::: Material shown :::

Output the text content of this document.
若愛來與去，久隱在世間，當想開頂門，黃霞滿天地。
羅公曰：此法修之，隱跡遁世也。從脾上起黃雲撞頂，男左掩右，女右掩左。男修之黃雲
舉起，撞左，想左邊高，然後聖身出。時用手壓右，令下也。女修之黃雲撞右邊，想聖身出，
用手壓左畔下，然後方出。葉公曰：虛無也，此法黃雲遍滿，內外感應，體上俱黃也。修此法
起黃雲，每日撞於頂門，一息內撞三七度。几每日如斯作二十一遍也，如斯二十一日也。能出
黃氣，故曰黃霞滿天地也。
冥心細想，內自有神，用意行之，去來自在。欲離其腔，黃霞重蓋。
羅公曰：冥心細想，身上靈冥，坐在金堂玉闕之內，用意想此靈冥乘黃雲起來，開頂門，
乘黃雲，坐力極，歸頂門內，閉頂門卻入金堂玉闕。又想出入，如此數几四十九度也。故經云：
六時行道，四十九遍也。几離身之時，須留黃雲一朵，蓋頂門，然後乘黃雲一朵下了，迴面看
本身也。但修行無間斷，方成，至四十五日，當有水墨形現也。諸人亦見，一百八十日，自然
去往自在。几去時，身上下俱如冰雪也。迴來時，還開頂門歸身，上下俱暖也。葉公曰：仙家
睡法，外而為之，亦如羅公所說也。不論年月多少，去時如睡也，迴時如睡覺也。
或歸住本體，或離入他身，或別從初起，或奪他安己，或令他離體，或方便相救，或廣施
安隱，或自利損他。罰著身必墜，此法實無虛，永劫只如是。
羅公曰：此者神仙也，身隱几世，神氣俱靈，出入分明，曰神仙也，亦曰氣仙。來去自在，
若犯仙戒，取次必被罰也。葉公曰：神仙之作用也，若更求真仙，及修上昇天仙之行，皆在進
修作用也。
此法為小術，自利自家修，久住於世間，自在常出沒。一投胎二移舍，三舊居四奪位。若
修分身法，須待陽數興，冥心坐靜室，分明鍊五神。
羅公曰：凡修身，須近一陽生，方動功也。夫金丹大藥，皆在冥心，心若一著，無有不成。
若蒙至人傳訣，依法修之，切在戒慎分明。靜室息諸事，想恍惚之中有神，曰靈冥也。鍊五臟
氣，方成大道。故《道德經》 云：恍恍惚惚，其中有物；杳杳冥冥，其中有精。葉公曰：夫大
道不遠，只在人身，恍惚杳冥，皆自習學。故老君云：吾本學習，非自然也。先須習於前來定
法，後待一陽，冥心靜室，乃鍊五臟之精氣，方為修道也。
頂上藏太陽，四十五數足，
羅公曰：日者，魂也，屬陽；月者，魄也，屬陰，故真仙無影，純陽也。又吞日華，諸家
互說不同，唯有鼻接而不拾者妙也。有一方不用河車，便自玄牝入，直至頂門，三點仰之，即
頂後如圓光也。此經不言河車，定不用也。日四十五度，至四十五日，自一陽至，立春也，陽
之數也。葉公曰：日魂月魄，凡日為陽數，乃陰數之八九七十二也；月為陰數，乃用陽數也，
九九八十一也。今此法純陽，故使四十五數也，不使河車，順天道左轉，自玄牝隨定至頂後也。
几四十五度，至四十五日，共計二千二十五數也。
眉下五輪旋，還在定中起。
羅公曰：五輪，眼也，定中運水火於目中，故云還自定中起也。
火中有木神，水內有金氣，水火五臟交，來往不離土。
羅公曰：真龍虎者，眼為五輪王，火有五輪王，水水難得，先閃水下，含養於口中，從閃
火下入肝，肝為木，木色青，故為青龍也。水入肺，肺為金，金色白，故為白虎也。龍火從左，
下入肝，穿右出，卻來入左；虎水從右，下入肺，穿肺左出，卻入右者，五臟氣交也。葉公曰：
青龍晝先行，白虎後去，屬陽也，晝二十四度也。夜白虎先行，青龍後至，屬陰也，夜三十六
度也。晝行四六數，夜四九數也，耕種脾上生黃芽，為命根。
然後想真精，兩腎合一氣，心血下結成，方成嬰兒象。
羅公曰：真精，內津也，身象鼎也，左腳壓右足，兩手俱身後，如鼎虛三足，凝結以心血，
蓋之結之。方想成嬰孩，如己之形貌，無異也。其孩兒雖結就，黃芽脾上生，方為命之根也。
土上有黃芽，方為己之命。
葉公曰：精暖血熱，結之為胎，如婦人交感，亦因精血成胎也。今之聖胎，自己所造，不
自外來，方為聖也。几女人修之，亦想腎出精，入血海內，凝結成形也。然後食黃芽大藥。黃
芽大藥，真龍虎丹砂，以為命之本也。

:::

__Exercise details__.
Please reproduce the entire listing, exactly as shown.

__Result below__.
Output the text content of this document.
若愛來與去，久隱在世間，當想開頂門，黃霞滿天地。
羅公曰：此法修之，隱跡遁世也。從脾上起黃雲撞頂，男左掩右，女右掩左。男修之黃雲
舉起，撞左，想左邊高，然後聖身出。時用手壓右，令下也。女修之黃雲撞右邊，想聖身出，
用手壓左畔下，然後方出。葉公曰：虛無也，此法黃雲遍滿，內外感應，體上俱黃也。修此法
起黃雲，每日撞於頂門，一息內撞三七度。几每日如斯作二十一遍也，如斯二十一日也。能出
黃氣，故曰黃霞滿天地也。
冥心細想，內自有神，用意行之，去來自在。欲離其腔，黃霞重蓋。
羅公曰：冥心細想，身上靈冥，坐在金堂玉闕之內，用意想此靈冥乘黃雲起來，開頂門，
乘黃雲，坐力極，歸頂門內，閉頂門卻入金堂玉闕。又想出入，如此數几四十九度也。故經云：
六時行道，四十九遍也。几離身之時，須留黃雲一朵，蓋頂門，然後乘黃雲一朵下了，迴面看
本身也。但修行無間斷，方成，至四十五日，當有水墨形現也。諸人亦見，一百八十日，自然
去往自在。几去時，身上下俱如冰雪也。迴來時，還開頂門歸身，上下俱暖也。葉公曰：仙家
睡法，外而為之，亦如羅公所說也。不論年月多少，去時如睡也，迴時如睡覺也。
或歸住本體，或離入他身，或別從初起，或奪他安己，或令他離體，或方便相救，或廣施
安隱，或自利損他。罰著身必墜，此法實無虛，永劫只如是。
羅公曰：此者神仙也，身隱几世，神氣俱靈，出入分明，曰神仙也，亦曰氣仙。來去自在，
若犯仙戒，取次必被罰也。葉公曰：神仙之作用也，若更求真仙，及修上昇天仙之行，皆在進
修作用也。
此法為小術，自利自家修，久住於世間，自在常出沒。一投胎二移舍，三舊居四奪位。若
修分身法，須待陽數興，冥心坐靜室，分明鍊五神。
羅公曰：凡修身，須近一陽生，方動功也。夫金丹大藥，皆在冥心，心若一著，無有不成。
若蒙至人傳訣，依法修之，切在戒慎分明。靜室息諸事，想恍惚之中有神，曰靈冥也。鍊五臟
氣，方成大道。故《道德經》 云：恍恍惚惚，其中有物；杳杳冥冥，其中有精。葉公曰：夫大
道不遠，只在人身，恍惚杳冥，皆自習學。故老君云：吾本學習，非自然也。先須習於前來定
法，後待一陽，冥心靜室，乃鍊五臟之精氣，方為修道也。
頂上藏太陽，四十五數足，
羅公曰：日者，魂也，屬陽；月者，魄也，屬陰，故真仙無影，純陽也。又吞日華，諸家
互說不同，唯有鼻接而不拾者妙也。有一方不用河車，便自玄牝入，直至頂門，三點仰之，即
頂後如圓光也。此經不言河車，定不用也。日四十五度，至四十五日，自一陽至，立春也，陽
之數也。葉公曰：日魂月魄，凡日為陽數，乃陰數之八九七十二也；月為陰數，乃用陽數也，
九九八十一也。今此法純陽，故使四十五數也，不使河車，順天道左轉，自玄牝隨定至頂後也。
几四十五度，至四十五日，共計二千二十五數也。
眉下五輪旋，還在定中起。
羅公曰：五輪，眼也，定中運水火於目中，故云還自定中起也。
火中有木神，水內有金氣，水火五臟交，來往不離土。
羅公曰：真龍虎者，眼為五輪王，火有五輪王，水水難得，先閃水下，含養於口中，從閃
火下入肝，肝為木，木色青，故為青龍也。水入肺，肺為金，金色白，故為白虎也。龍火從左，
下入肝，穿右出，卻來入左；虎水從右，下入肺，穿肺左出，卻入右者，五臟氣交也。葉公曰：
青龍晝先行，白虎後去，屬陽也，晝二十四度也。夜白虎先行，青龍後至，屬陰也，夜三十六
度也。晝行四六數，夜四九數也，耕種脾上生黃芽，為命根。
然後想真精，兩腎合一氣，心血下結成，方成嬰兒象。
羅公曰：真精，內津也，身象鼎也，左腳壓右足，兩手俱身後，如鼎虛三足，凝結以心血，
蓋之結之。方想成嬰孩，如己之形貌，無異也。其孩兒雖結就，黃芽脾上生，方為命之根也。
土上有黃芽，方為己之命。
葉公曰：精暖血熱，結之為胎，如婦人交感，亦因精血成胎也。今之聖胎，自己所造，不
自外來，方為聖也。几女人修之，亦想腎出精，入血海內，凝結成形也。然後食黃芽大藥。黃
芽大藥，真龍虎丹砂，以為命之本也。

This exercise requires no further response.